_What to do_
Every line of the records below that has the word "breathing" should be copied.

_Supplied material_
* * * * *

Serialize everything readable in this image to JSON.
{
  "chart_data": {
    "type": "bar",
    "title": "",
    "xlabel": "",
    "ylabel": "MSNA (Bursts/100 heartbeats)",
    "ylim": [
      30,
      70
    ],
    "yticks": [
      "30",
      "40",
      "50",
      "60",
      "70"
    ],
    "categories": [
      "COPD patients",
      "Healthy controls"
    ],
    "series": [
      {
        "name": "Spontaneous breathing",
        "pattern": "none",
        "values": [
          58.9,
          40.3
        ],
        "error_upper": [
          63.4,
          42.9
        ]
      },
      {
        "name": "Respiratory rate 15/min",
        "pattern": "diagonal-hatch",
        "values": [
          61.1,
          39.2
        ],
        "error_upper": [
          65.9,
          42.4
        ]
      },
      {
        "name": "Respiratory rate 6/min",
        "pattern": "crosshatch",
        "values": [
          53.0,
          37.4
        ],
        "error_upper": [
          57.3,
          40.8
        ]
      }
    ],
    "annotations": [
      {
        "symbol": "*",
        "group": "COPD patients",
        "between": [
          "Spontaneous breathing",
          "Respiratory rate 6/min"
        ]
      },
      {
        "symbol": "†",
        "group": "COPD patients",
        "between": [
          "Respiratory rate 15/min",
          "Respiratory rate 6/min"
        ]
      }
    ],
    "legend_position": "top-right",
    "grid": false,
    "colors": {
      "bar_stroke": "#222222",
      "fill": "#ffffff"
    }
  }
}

* * * * *

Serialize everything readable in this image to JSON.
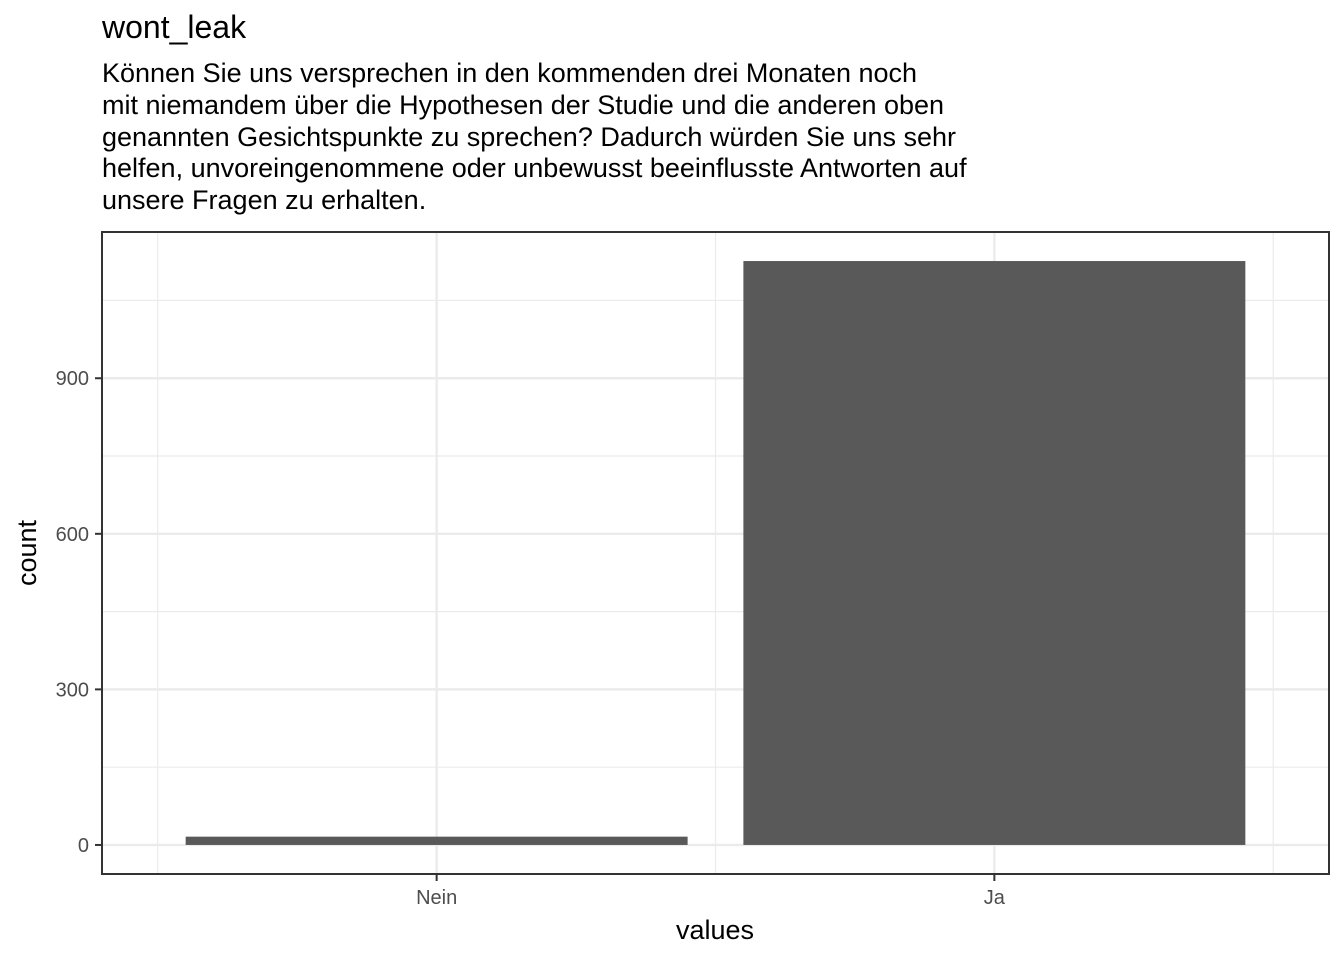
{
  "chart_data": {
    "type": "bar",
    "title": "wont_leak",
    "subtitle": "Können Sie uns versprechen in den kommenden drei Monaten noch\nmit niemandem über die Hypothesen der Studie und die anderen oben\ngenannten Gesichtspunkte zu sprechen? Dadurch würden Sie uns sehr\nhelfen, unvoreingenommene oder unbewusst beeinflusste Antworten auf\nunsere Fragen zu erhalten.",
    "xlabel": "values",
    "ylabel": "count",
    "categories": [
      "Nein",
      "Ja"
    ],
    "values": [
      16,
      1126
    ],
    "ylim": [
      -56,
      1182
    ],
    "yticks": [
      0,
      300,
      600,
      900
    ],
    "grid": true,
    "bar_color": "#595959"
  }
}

* * * * *

_Result for this task_
        "name": "Spontaneous breathing",
          "Spontaneous breathing",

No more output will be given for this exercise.